Within the records below, find each line that holds the string "name", then copy it.

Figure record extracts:
———
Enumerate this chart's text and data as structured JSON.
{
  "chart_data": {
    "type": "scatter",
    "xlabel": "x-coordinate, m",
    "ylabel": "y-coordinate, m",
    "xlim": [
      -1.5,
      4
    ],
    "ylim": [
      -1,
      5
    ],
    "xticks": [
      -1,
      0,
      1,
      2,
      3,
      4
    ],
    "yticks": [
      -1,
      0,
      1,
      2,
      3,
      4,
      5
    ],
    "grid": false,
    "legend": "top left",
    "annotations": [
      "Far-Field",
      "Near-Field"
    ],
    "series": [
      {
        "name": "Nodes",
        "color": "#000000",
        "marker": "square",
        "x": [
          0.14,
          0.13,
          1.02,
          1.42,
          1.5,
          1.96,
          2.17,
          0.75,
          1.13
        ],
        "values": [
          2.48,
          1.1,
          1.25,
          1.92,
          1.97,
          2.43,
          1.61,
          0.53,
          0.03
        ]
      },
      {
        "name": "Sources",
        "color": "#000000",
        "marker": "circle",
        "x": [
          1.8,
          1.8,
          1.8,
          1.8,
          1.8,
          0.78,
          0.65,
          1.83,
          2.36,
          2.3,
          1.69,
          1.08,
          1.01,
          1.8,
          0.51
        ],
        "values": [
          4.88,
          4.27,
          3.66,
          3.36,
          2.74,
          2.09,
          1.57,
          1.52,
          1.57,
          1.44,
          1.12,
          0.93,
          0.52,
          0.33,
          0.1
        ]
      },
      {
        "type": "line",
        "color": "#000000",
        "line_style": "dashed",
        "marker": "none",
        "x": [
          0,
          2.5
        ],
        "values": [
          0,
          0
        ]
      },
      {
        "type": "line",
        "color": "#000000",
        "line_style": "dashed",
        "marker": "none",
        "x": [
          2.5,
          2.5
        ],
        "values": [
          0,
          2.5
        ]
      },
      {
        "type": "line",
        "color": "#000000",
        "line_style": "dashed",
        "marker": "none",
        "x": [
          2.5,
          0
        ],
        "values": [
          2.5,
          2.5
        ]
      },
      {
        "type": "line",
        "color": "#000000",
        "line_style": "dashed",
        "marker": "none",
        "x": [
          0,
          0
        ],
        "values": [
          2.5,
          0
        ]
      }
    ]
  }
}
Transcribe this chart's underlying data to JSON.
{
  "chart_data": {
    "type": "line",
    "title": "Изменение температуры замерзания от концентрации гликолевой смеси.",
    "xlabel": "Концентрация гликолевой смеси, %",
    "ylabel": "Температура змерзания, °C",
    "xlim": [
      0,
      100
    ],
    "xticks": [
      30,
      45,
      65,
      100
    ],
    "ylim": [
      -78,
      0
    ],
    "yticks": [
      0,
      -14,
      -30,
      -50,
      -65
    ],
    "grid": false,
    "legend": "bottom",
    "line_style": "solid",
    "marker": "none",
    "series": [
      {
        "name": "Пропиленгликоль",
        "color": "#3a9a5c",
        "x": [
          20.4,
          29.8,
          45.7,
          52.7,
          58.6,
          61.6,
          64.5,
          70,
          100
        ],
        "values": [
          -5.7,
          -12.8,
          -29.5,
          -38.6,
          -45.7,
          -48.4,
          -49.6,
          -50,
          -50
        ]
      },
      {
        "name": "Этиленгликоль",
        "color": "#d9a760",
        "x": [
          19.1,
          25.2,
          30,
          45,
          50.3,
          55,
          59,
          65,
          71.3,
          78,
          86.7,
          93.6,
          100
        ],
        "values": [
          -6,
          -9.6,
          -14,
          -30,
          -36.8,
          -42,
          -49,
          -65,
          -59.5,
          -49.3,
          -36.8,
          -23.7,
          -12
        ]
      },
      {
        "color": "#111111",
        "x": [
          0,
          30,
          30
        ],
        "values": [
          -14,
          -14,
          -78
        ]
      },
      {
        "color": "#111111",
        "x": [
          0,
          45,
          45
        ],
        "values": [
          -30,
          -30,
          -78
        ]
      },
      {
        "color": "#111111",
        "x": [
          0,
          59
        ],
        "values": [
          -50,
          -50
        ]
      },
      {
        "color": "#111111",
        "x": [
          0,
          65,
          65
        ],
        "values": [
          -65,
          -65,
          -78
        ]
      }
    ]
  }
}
———
Exercise answer
        "name": "Nodes",
        "name": "Sources",
        "name": "Пропиленгликоль",
        "name": "Этиленгликоль",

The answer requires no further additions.